%%

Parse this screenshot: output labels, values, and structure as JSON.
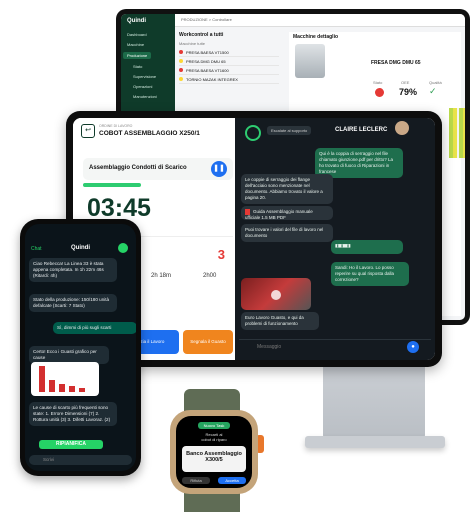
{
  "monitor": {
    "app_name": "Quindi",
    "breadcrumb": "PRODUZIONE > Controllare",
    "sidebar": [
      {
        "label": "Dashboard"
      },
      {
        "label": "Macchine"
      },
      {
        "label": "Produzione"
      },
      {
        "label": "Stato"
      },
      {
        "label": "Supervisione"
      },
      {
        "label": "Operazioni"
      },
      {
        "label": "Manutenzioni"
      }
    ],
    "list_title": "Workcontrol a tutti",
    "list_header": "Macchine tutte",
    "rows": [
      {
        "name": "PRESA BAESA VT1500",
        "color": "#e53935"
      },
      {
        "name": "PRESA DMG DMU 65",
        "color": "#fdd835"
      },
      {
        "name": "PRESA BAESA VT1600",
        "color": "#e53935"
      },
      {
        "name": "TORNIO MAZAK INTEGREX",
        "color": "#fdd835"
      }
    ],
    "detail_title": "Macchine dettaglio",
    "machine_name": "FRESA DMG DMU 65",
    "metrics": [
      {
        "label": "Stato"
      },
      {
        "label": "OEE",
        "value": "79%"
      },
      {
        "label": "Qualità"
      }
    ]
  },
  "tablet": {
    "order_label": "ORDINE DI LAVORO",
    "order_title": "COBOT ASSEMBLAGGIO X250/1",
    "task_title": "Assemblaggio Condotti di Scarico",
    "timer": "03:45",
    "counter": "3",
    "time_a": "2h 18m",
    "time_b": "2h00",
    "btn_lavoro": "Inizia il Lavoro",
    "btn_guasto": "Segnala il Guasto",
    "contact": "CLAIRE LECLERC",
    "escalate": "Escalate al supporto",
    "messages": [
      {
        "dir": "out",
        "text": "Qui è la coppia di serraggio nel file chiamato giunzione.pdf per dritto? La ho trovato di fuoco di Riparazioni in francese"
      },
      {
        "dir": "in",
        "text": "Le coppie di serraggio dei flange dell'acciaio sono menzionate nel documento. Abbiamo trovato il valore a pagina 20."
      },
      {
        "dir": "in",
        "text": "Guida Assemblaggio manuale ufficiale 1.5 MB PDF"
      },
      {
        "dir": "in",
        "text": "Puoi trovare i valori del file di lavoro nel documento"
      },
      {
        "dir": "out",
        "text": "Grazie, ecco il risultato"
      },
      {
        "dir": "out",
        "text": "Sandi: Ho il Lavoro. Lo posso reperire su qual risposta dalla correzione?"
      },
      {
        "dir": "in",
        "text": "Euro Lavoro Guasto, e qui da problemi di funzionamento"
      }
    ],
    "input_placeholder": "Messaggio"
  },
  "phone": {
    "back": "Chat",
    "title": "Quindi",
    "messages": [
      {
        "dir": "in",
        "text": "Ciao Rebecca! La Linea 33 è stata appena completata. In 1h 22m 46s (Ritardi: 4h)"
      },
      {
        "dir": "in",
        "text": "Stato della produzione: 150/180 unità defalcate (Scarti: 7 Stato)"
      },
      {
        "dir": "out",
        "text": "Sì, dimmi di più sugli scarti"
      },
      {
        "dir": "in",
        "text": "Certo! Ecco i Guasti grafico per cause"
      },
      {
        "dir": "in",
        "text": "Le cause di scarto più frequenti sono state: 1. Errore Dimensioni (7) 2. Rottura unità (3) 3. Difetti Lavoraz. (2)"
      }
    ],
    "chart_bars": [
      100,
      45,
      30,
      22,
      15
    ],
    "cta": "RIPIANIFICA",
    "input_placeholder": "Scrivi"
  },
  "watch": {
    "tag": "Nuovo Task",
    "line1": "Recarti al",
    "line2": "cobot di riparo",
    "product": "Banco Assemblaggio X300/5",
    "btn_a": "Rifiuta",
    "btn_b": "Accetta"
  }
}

%%

Pictures are not part of the copy; reproduce everything else in the records exactly.

Parse this screenshot: output labels, values, and structure as JSON.
{
  "monitor": {
    "app_name": "Quindi",
    "breadcrumb": "PRODUZIONE > Controllare",
    "sidebar": [
      {
        "label": "Dashboard"
      },
      {
        "label": "Macchine"
      },
      {
        "label": "Produzione"
      },
      {
        "label": "Stato"
      },
      {
        "label": "Supervisione"
      },
      {
        "label": "Operazioni"
      },
      {
        "label": "Manutenzioni"
      }
    ],
    "list_title": "Workcontrol a tutti",
    "list_header": "Macchine tutte",
    "rows": [
      {
        "name": "PRESA BAESA VT1500",
        "color": "#e53935"
      },
      {
        "name": "PRESA DMG DMU 65",
        "color": "#fdd835"
      },
      {
        "name": "PRESA BAESA VT1600",
        "color": "#e53935"
      },
      {
        "name": "TORNIO MAZAK INTEGREX",
        "color": "#fdd835"
      }
    ],
    "detail_title": "Macchine dettaglio",
    "machine_name": "FRESA DMG DMU 65",
    "metrics": [
      {
        "label": "Stato"
      },
      {
        "label": "OEE",
        "value": "79%"
      },
      {
        "label": "Qualità"
      }
    ]
  },
  "tablet": {
    "order_label": "ORDINE DI LAVORO",
    "order_title": "COBOT ASSEMBLAGGIO X250/1",
    "task_title": "Assemblaggio Condotti di Scarico",
    "timer": "03:45",
    "counter": "3",
    "time_a": "2h 18m",
    "time_b": "2h00",
    "btn_lavoro": "Inizia il Lavoro",
    "btn_guasto": "Segnala il Guasto",
    "contact": "CLAIRE LECLERC",
    "escalate": "Escalate al supporto",
    "messages": [
      {
        "dir": "out",
        "text": "Qui è la coppia di serraggio nel file chiamato giunzione.pdf per dritto? La ho trovato di fuoco di Riparazioni in francese"
      },
      {
        "dir": "in",
        "text": "Le coppie di serraggio dei flange dell'acciaio sono menzionate nel documento. Abbiamo trovato il valore a pagina 20."
      },
      {
        "dir": "in",
        "text": "Guida Assemblaggio manuale ufficiale 1.5 MB PDF"
      },
      {
        "dir": "in",
        "text": "Puoi trovare i valori del file di lavoro nel documento"
      },
      {
        "dir": "out",
        "text": "Grazie, ecco il risultato"
      },
      {
        "dir": "out",
        "text": "Sandi: Ho il Lavoro. Lo posso reperire su qual risposta dalla correzione?"
      },
      {
        "dir": "in",
        "text": "Euro Lavoro Guasto, e qui da problemi di funzionamento"
      }
    ],
    "input_placeholder": "Messaggio"
  },
  "phone": {
    "back": "Chat",
    "title": "Quindi",
    "messages": [
      {
        "dir": "in",
        "text": "Ciao Rebecca! La Linea 33 è stata appena completata. In 1h 22m 46s (Ritardi: 4h)"
      },
      {
        "dir": "in",
        "text": "Stato della produzione: 150/180 unità defalcate (Scarti: 7 Stato)"
      },
      {
        "dir": "out",
        "text": "Sì, dimmi di più sugli scarti"
      },
      {
        "dir": "in",
        "text": "Certo! Ecco i Guasti grafico per cause"
      },
      {
        "dir": "in",
        "text": "Le cause di scarto più frequenti sono state: 1. Errore Dimensioni (7) 2. Rottura unità (3) 3. Difetti Lavoraz. (2)"
      }
    ],
    "chart_bars": [
      100,
      45,
      30,
      22,
      15
    ],
    "cta": "RIPIANIFICA",
    "input_placeholder": "Scrivi"
  },
  "watch": {
    "tag": "Nuovo Task",
    "line1": "Recarti al",
    "line2": "cobot di riparo",
    "product": "Banco Assemblaggio X300/5",
    "btn_a": "Rifiuta",
    "btn_b": "Accetta"
  }
}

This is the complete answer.